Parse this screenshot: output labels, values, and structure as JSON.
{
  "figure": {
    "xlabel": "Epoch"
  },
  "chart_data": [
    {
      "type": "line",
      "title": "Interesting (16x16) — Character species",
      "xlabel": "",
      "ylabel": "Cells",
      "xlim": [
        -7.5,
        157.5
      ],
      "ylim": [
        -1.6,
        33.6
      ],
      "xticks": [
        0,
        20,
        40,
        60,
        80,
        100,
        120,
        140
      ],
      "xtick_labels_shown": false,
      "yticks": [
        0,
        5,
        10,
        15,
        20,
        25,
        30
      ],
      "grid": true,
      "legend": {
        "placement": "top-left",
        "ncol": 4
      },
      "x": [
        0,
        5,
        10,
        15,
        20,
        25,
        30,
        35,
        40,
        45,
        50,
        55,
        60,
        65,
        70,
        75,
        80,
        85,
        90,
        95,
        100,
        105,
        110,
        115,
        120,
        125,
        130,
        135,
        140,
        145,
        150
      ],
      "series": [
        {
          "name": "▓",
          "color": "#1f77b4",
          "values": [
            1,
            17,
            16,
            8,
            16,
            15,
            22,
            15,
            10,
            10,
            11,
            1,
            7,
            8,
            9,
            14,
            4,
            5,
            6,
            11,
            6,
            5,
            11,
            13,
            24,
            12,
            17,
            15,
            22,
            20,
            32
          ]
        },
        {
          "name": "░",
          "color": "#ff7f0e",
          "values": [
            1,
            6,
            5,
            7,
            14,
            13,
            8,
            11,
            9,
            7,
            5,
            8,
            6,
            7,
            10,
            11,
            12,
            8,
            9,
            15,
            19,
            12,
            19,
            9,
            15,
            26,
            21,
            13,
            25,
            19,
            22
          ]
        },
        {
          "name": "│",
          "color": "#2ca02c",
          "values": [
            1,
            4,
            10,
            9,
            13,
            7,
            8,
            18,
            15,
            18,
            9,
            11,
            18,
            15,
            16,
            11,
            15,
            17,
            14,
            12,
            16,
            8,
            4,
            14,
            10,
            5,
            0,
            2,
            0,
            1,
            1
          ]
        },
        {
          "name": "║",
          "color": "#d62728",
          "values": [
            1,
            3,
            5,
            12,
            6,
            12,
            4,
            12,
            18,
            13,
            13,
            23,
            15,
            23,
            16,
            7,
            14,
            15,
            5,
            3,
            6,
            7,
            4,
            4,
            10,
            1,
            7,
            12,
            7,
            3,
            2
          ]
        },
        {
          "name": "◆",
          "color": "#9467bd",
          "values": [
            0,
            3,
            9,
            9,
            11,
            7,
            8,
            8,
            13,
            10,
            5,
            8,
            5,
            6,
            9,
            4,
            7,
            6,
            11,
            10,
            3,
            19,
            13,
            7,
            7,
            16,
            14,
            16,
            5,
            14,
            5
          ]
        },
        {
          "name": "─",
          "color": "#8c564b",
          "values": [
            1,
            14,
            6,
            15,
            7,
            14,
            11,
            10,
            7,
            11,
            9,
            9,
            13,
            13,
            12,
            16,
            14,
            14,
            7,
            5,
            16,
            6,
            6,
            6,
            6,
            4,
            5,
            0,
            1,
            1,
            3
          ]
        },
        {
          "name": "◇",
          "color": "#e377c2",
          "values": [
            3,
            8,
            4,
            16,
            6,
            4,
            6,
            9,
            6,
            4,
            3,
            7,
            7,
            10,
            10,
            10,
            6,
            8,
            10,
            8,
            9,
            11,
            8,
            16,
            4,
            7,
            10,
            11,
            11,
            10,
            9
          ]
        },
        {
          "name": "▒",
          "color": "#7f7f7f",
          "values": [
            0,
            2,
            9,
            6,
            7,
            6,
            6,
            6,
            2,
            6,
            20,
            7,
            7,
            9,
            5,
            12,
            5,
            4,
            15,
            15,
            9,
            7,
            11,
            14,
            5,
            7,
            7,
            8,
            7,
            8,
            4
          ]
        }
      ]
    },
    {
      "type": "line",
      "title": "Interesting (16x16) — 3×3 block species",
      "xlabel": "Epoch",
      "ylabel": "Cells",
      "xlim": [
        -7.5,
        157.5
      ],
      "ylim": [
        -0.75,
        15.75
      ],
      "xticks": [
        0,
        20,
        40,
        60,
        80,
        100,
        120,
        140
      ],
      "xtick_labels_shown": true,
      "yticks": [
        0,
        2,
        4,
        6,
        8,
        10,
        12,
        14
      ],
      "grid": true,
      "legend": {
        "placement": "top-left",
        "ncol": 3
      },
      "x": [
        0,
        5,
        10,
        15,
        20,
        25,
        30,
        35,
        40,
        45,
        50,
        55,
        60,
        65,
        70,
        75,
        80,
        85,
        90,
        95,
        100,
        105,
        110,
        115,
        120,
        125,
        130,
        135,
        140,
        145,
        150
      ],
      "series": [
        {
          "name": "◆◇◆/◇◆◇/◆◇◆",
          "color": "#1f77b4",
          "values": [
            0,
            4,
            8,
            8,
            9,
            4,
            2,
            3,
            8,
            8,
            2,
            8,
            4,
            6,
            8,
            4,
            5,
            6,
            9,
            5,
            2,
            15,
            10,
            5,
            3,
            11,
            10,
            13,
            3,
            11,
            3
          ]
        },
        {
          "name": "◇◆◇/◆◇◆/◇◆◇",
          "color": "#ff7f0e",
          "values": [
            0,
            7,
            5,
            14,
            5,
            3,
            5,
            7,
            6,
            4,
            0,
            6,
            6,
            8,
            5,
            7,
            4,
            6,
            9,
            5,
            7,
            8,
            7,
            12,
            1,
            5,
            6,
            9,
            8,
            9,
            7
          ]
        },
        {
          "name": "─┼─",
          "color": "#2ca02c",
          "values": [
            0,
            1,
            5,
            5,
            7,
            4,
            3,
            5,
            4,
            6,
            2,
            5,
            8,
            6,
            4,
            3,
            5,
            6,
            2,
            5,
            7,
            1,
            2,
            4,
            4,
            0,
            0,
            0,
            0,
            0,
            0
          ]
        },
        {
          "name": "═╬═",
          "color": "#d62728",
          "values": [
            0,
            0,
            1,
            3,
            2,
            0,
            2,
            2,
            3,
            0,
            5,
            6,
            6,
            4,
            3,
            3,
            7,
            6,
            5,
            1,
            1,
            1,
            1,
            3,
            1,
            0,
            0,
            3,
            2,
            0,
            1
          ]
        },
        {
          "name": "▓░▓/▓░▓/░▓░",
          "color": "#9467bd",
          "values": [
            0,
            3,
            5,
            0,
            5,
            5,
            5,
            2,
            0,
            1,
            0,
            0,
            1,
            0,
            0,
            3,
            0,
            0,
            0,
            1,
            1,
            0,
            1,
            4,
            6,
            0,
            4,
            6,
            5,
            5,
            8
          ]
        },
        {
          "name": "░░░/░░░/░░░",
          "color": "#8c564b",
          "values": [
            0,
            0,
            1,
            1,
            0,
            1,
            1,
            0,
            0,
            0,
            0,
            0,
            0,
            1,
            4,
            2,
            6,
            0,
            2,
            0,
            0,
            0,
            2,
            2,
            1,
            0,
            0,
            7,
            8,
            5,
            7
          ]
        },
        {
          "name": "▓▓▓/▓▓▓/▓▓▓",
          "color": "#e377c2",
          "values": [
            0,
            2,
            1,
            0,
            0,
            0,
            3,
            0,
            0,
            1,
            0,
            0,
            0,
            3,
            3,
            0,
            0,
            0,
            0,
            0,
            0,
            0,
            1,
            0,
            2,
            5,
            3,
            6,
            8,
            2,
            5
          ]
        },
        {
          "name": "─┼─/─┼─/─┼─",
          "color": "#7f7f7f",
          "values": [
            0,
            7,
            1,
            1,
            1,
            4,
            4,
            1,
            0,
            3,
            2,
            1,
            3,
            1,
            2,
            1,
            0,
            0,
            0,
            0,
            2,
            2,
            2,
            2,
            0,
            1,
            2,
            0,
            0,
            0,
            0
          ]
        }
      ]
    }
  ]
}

· · ·

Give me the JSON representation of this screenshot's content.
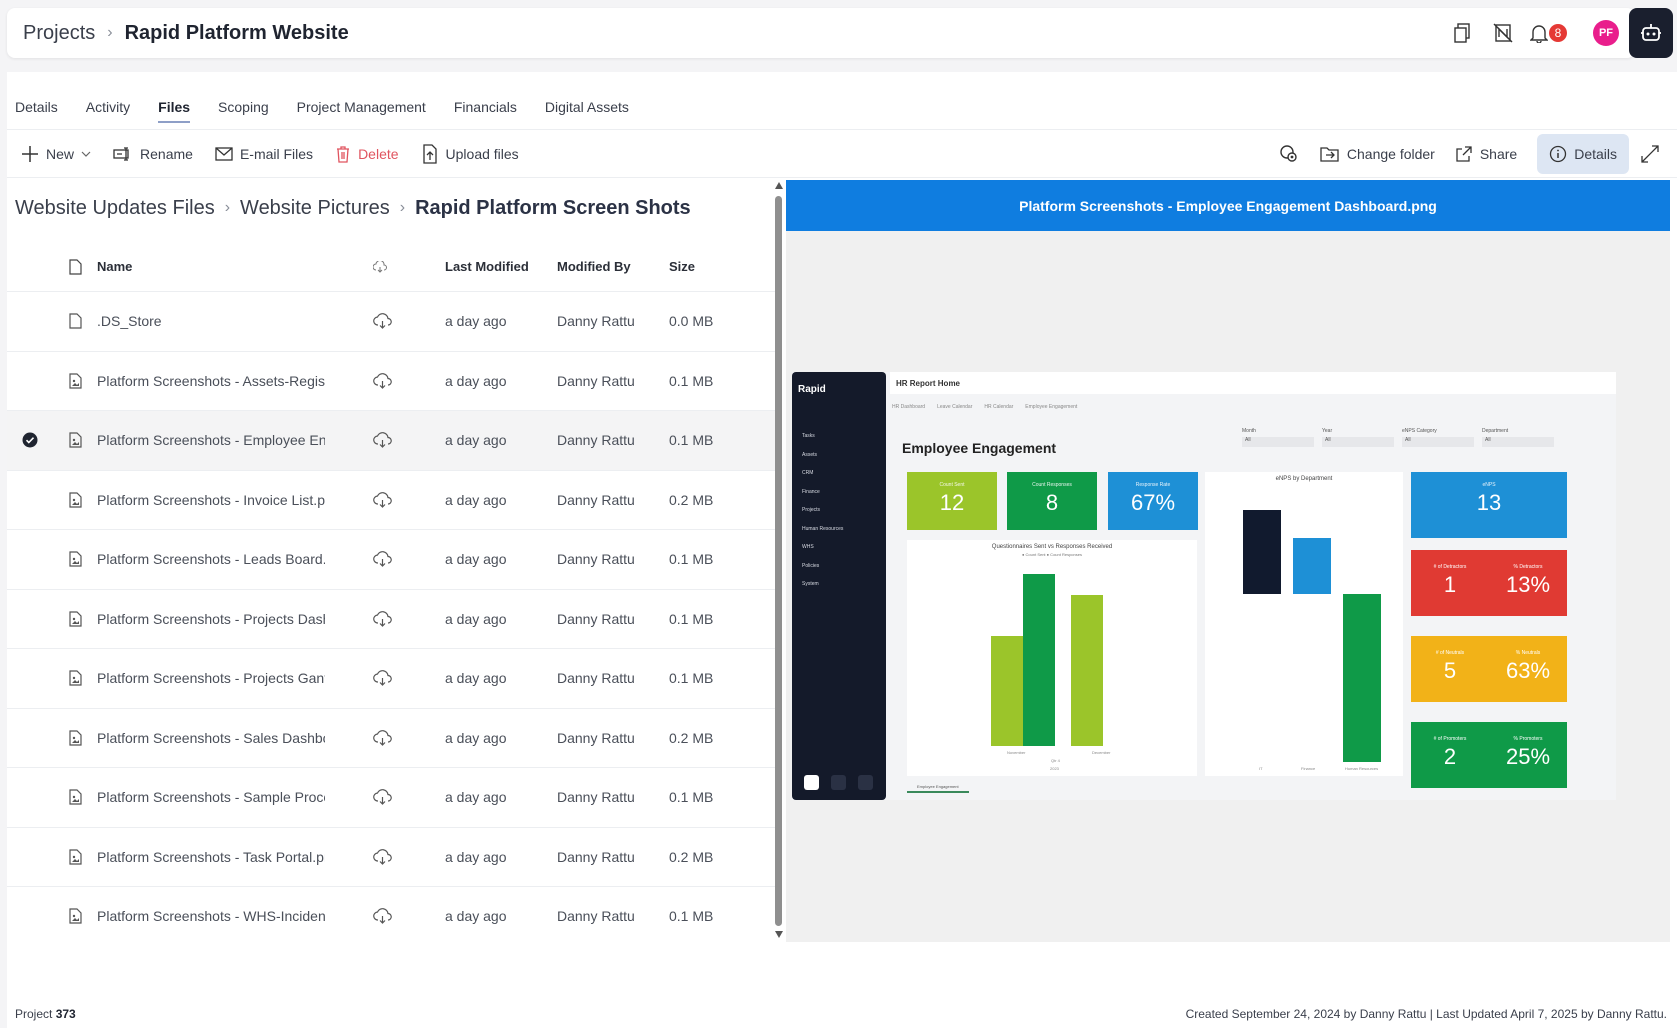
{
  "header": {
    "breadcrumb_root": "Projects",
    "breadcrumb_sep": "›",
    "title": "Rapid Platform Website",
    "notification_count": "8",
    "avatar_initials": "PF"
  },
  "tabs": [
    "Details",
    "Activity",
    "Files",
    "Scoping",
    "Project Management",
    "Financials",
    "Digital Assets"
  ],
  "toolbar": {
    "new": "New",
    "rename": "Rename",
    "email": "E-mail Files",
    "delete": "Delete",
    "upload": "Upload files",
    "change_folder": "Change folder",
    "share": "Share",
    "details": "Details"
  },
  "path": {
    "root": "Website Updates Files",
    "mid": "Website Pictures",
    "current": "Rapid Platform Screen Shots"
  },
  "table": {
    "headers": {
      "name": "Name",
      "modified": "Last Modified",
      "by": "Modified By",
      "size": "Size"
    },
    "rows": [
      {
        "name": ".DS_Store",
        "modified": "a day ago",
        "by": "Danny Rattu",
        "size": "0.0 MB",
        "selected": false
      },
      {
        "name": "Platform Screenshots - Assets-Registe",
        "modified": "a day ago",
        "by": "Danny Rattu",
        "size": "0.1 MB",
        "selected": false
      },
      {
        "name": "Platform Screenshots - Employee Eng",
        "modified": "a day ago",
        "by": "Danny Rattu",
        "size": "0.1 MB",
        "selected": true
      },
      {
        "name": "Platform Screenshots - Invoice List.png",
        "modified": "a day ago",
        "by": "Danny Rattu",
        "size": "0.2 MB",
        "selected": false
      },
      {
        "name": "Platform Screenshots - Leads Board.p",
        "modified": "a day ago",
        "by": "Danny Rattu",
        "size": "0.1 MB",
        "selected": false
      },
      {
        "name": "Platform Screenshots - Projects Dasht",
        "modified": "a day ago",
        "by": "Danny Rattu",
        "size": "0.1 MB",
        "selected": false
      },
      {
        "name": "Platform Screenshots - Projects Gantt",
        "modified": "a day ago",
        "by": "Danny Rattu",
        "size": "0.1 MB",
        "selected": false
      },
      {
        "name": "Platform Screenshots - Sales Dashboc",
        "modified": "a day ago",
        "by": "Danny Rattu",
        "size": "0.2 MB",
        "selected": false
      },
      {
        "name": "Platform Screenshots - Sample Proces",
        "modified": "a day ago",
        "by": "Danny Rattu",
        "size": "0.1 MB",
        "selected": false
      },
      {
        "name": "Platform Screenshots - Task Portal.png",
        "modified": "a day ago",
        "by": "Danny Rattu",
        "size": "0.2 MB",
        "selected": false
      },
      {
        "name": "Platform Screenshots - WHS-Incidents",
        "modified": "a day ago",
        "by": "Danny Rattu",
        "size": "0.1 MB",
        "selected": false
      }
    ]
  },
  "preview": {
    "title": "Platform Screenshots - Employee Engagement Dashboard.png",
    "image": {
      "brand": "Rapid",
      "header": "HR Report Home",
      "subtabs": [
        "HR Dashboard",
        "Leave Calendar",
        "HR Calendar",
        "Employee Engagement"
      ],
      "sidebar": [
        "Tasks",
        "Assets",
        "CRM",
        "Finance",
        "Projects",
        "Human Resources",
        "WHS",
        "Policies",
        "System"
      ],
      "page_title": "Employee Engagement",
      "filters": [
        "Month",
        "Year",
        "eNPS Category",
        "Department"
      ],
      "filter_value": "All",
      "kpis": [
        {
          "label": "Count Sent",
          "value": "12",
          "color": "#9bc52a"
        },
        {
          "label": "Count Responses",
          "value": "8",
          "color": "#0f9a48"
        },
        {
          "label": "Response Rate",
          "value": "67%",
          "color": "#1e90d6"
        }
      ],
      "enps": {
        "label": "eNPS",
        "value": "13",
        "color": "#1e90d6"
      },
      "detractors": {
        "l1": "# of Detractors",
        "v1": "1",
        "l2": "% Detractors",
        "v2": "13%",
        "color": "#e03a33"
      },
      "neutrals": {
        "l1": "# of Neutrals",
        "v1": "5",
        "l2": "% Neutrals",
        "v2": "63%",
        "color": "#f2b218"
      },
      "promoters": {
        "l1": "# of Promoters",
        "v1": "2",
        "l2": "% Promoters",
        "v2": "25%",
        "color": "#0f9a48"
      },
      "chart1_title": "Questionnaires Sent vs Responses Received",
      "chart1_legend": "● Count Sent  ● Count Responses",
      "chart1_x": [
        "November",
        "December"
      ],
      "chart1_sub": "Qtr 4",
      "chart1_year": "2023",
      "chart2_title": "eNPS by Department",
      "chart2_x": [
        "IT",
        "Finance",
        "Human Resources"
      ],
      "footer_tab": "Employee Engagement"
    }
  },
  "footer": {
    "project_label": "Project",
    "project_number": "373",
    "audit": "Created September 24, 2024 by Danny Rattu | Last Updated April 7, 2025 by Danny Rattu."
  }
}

· · ·

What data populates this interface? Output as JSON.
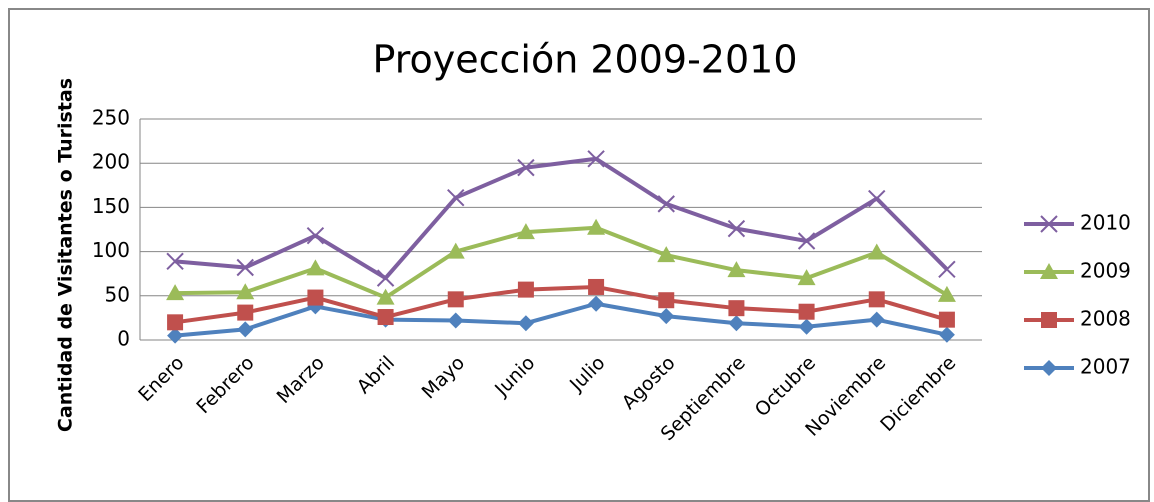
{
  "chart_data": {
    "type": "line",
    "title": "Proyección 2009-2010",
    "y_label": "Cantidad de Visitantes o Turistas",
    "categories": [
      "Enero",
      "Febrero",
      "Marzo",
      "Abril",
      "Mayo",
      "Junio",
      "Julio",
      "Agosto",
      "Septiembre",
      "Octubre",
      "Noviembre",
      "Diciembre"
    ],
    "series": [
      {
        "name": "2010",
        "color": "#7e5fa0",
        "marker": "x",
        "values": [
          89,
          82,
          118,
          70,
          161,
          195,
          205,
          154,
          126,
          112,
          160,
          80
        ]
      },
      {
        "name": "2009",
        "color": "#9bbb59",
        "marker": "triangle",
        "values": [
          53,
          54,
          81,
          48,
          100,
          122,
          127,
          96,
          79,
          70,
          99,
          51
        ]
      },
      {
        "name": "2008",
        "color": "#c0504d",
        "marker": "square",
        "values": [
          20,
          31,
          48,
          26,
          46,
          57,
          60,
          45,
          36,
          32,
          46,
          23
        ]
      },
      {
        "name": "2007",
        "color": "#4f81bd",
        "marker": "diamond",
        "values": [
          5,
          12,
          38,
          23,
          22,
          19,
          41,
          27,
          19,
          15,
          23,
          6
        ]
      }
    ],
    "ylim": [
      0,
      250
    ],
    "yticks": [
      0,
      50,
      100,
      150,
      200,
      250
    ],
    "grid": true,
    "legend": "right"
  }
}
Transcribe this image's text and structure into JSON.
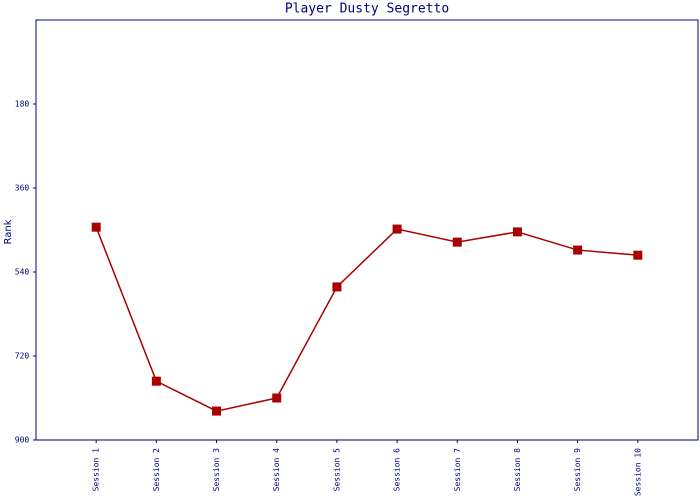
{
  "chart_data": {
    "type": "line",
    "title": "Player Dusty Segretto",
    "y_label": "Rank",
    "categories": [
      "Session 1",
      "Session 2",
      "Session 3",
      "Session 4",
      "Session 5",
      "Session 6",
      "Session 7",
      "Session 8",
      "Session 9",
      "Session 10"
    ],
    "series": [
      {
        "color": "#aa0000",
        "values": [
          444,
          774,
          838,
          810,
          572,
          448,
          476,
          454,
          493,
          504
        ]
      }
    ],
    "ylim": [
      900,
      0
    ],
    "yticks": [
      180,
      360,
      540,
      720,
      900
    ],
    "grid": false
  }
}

· · ·

▶ **WHAT IS BEING ASKED**: Filter the listing above for the string "Website" and copy every matching line.

▶ **TASK OUTPUT**:
    "title": "Rapid Platform Website",
    "root": "Website Updates Files",
    "mid": "Website Pictures",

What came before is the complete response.